■ GIVEN REQUEST
List each line in which the string "Transition" appears.

■ DATA SHOWN

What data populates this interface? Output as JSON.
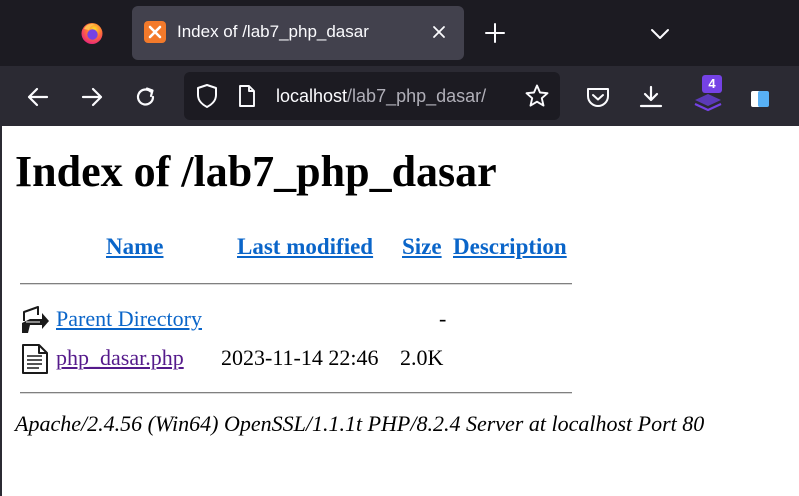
{
  "browser": {
    "tab": {
      "title": "Index of /lab7_php_dasar"
    },
    "url": {
      "host": "localhost",
      "path": "/lab7_php_dasar/"
    },
    "extension_badge": "4"
  },
  "page": {
    "heading": "Index of /lab7_php_dasar",
    "columns": {
      "name": "Name",
      "last_modified": "Last modified",
      "size": "Size",
      "description": "Description"
    },
    "rows": [
      {
        "name": "Parent Directory",
        "last_modified": "",
        "size": "-",
        "icon": "back-folder-icon"
      },
      {
        "name": "php_dasar.php",
        "last_modified": "2023-11-14 22:46",
        "size": "2.0K",
        "icon": "text-file-icon"
      }
    ],
    "address": "Apache/2.4.56 (Win64) OpenSSL/1.1.1t PHP/8.2.4 Server at localhost Port 80"
  },
  "colors": {
    "tabbar_bg": "#1c1b22",
    "navbar_bg": "#2b2a33",
    "link": "#0a65c9",
    "visited_link": "#551a8b",
    "badge": "#7542e5",
    "xampp_orange": "#f37a2b"
  }
}
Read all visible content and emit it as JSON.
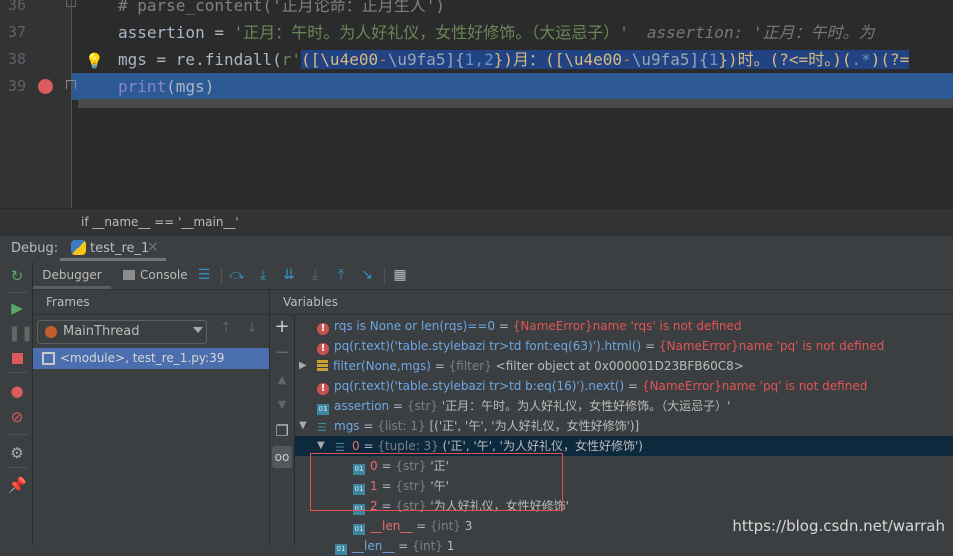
{
  "editor": {
    "lines": [
      {
        "number": "36",
        "text": "# parse_content('正月论命：正月生人')"
      },
      {
        "number": "37",
        "code_id": "assertion = ",
        "code_str": "'正月：午时。为人好礼仪，女性好修饰。（大运忌子）'",
        "hint": "assertion: '正月：午时。为"
      },
      {
        "number": "38",
        "code_prefix": "mgs = re.findall(",
        "code_r": "r'",
        "regex_parts": [
          "([\\u4e00",
          "-",
          "\\u9fa5]{",
          "1,2",
          "})月：([\\u4e00",
          "-",
          "\\u9fa5]{",
          "1",
          "})时。(?<=时。)(",
          ".*",
          ")(?="
        ]
      },
      {
        "number": "39",
        "code_print": "print",
        "code_args": "(mgs)"
      }
    ],
    "breadcrumb": "if __name__ == '__main__'"
  },
  "debug": {
    "label": "Debug:",
    "tab_label": "test_re_1",
    "tabs": {
      "debugger": "Debugger",
      "console": "Console"
    }
  },
  "frames": {
    "title": "Frames",
    "thread": "MainThread",
    "frame_item": "<module>, test_re_1.py:39"
  },
  "variables": {
    "title": "Variables",
    "rows": [
      {
        "icon": "error",
        "name": "rqs is None or len(rqs)==0",
        "eq": " = ",
        "type": "",
        "value": "{NameError}name 'rqs' is not defined"
      },
      {
        "icon": "error",
        "name": "pq(r.text)('table.stylebazi tr>td font:eq(63)').html()",
        "eq": " = ",
        "type": "",
        "value": "{NameError}name 'pq' is not defined"
      },
      {
        "icon": "filter",
        "name": "filter(None,mgs)",
        "eq": " = ",
        "type": "{filter}",
        "value": " <filter object at 0x000001D23BFB60C8>"
      },
      {
        "icon": "error",
        "name": "pq(r.text)('table.stylebazi tr>td b:eq(16)').next()",
        "eq": " = ",
        "type": "",
        "value": "{NameError}name 'pq' is not defined"
      },
      {
        "icon": "str",
        "name": "assertion",
        "eq": " = ",
        "type": "{str}",
        "value": " '正月：午时。为人好礼仪，女性好修饰。（大运忌子）'"
      },
      {
        "icon": "list",
        "name": "mgs",
        "eq": " = ",
        "type": "{list: 1}",
        "value": " [('正', '午', '为人好礼仪，女性好修饰')]"
      },
      {
        "icon": "list",
        "name": "0",
        "eq": " = ",
        "type": "{tuple: 3}",
        "value": " ('正', '午', '为人好礼仪，女性好修饰')"
      },
      {
        "icon": "str",
        "name": "0",
        "eq": " = ",
        "type": "{str}",
        "value": " '正'"
      },
      {
        "icon": "str",
        "name": "1",
        "eq": " = ",
        "type": "{str}",
        "value": " '午'"
      },
      {
        "icon": "str",
        "name": "2",
        "eq": " = ",
        "type": "{str}",
        "value": " '为人好礼仪，女性好修饰'"
      },
      {
        "icon": "str",
        "name": "__len__",
        "eq": " = ",
        "type": "{int}",
        "value": " 3"
      },
      {
        "icon": "str",
        "name": "__len__",
        "eq": " = ",
        "type": "{int}",
        "value": " 1"
      }
    ]
  },
  "watermark": "https://blog.csdn.net/warrah"
}
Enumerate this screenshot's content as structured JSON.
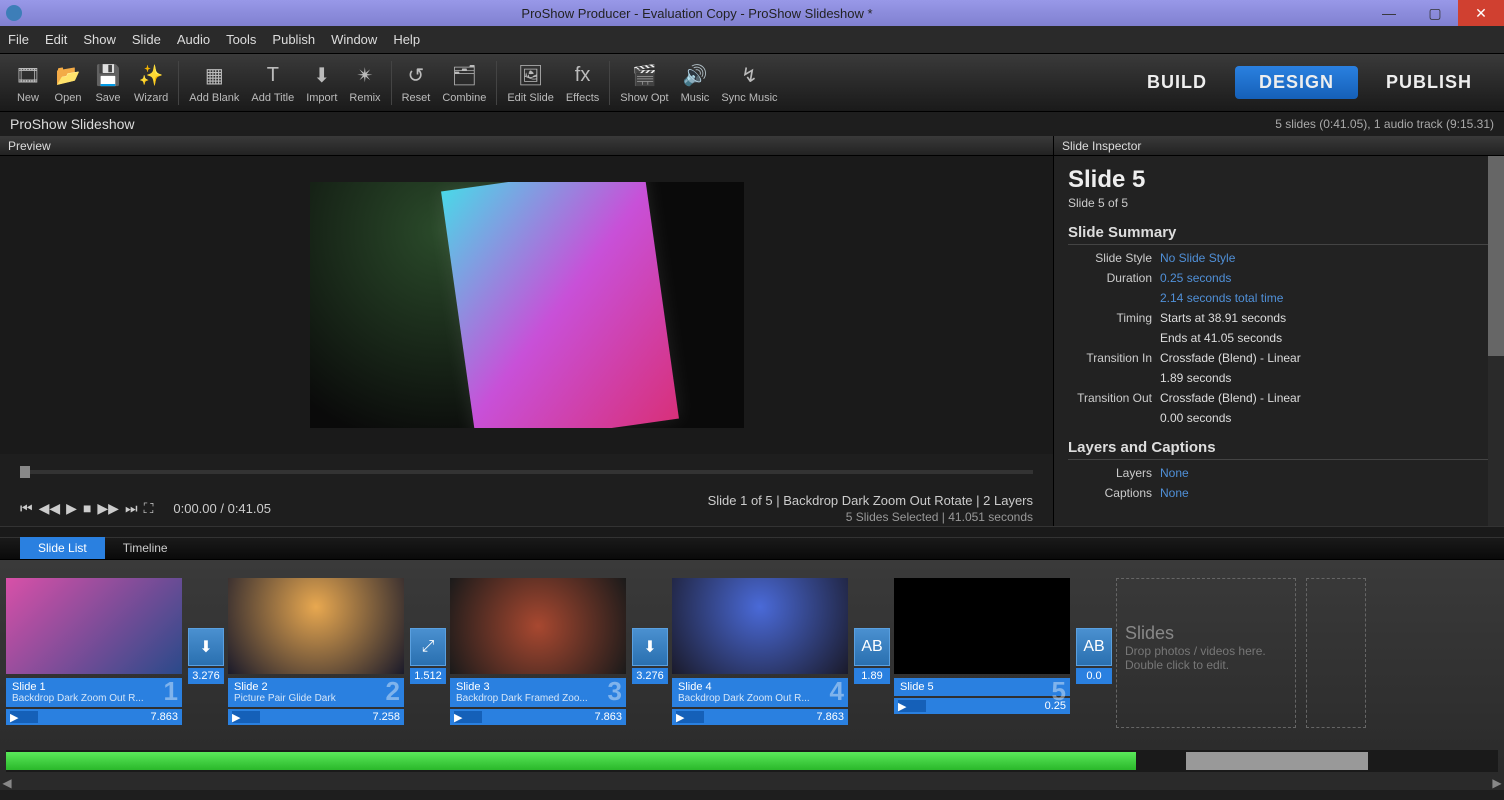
{
  "titlebar": "ProShow Producer - Evaluation Copy - ProShow Slideshow *",
  "menu": [
    "File",
    "Edit",
    "Show",
    "Slide",
    "Audio",
    "Tools",
    "Publish",
    "Window",
    "Help"
  ],
  "toolbar": [
    {
      "label": "New"
    },
    {
      "label": "Open"
    },
    {
      "label": "Save"
    },
    {
      "label": "Wizard"
    },
    {
      "label": "Add Blank"
    },
    {
      "label": "Add Title"
    },
    {
      "label": "Import"
    },
    {
      "label": "Remix"
    },
    {
      "label": "Reset"
    },
    {
      "label": "Combine"
    },
    {
      "label": "Edit Slide"
    },
    {
      "label": "Effects"
    },
    {
      "label": "Show Opt"
    },
    {
      "label": "Music"
    },
    {
      "label": "Sync Music"
    }
  ],
  "modes": {
    "build": "BUILD",
    "design": "DESIGN",
    "publish": "PUBLISH"
  },
  "shownamebar": {
    "name": "ProShow Slideshow",
    "summary": "5 slides (0:41.05), 1 audio track (9:15.31)"
  },
  "preview": {
    "title": "Preview",
    "time": "0:00.00 / 0:41.05",
    "info1": "Slide 1 of 5  |  Backdrop Dark Zoom Out Rotate  |  2 Layers",
    "info2": "5 Slides Selected  |  41.051 seconds"
  },
  "inspector": {
    "title": "Slide Inspector",
    "slideTitle": "Slide 5",
    "slideSub": "Slide 5 of 5",
    "summaryHdr": "Slide Summary",
    "rows": [
      {
        "lbl": "Slide Style",
        "val": "No Slide Style",
        "link": true
      },
      {
        "lbl": "Duration",
        "val": "0.25 seconds",
        "link": true
      },
      {
        "lbl": "",
        "val": "2.14 seconds total time",
        "link": true
      },
      {
        "lbl": "Timing",
        "val": "Starts at 38.91 seconds"
      },
      {
        "lbl": "",
        "val": "Ends at 41.05 seconds"
      },
      {
        "lbl": "Transition In",
        "val": "Crossfade (Blend) - Linear"
      },
      {
        "lbl": "",
        "val": "1.89 seconds"
      },
      {
        "lbl": "Transition Out",
        "val": "Crossfade (Blend) - Linear"
      },
      {
        "lbl": "",
        "val": "0.00 seconds"
      }
    ],
    "layersHdr": "Layers and Captions",
    "layersRows": [
      {
        "lbl": "Layers",
        "val": "None",
        "link": true
      },
      {
        "lbl": "Captions",
        "val": "None",
        "link": true
      }
    ]
  },
  "bottomtabs": {
    "slidelist": "Slide List",
    "timeline": "Timeline"
  },
  "slides": [
    {
      "name": "Slide 1",
      "effect": "Backdrop Dark Zoom Out R...",
      "dur": "7.863",
      "trans": "3.276",
      "transIco": "⬇"
    },
    {
      "name": "Slide 2",
      "effect": "Picture Pair Glide Dark",
      "dur": "7.258",
      "trans": "1.512",
      "transIco": "⤢"
    },
    {
      "name": "Slide 3",
      "effect": "Backdrop Dark Framed Zoo...",
      "dur": "7.863",
      "trans": "3.276",
      "transIco": "⬇"
    },
    {
      "name": "Slide 4",
      "effect": "Backdrop Dark Zoom Out R...",
      "dur": "7.863",
      "trans": "1.89",
      "transIco": "AB"
    },
    {
      "name": "Slide 5",
      "effect": "",
      "dur": "0.25",
      "trans": "0.0",
      "transIco": "AB"
    }
  ],
  "dropzone": {
    "title": "Slides",
    "line1": "Drop photos / videos here.",
    "line2": "Double click to edit."
  }
}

■ RESULT FOR THIS EXERCISE
        "lbl": "Transition In",
        "lbl": "Transition Out",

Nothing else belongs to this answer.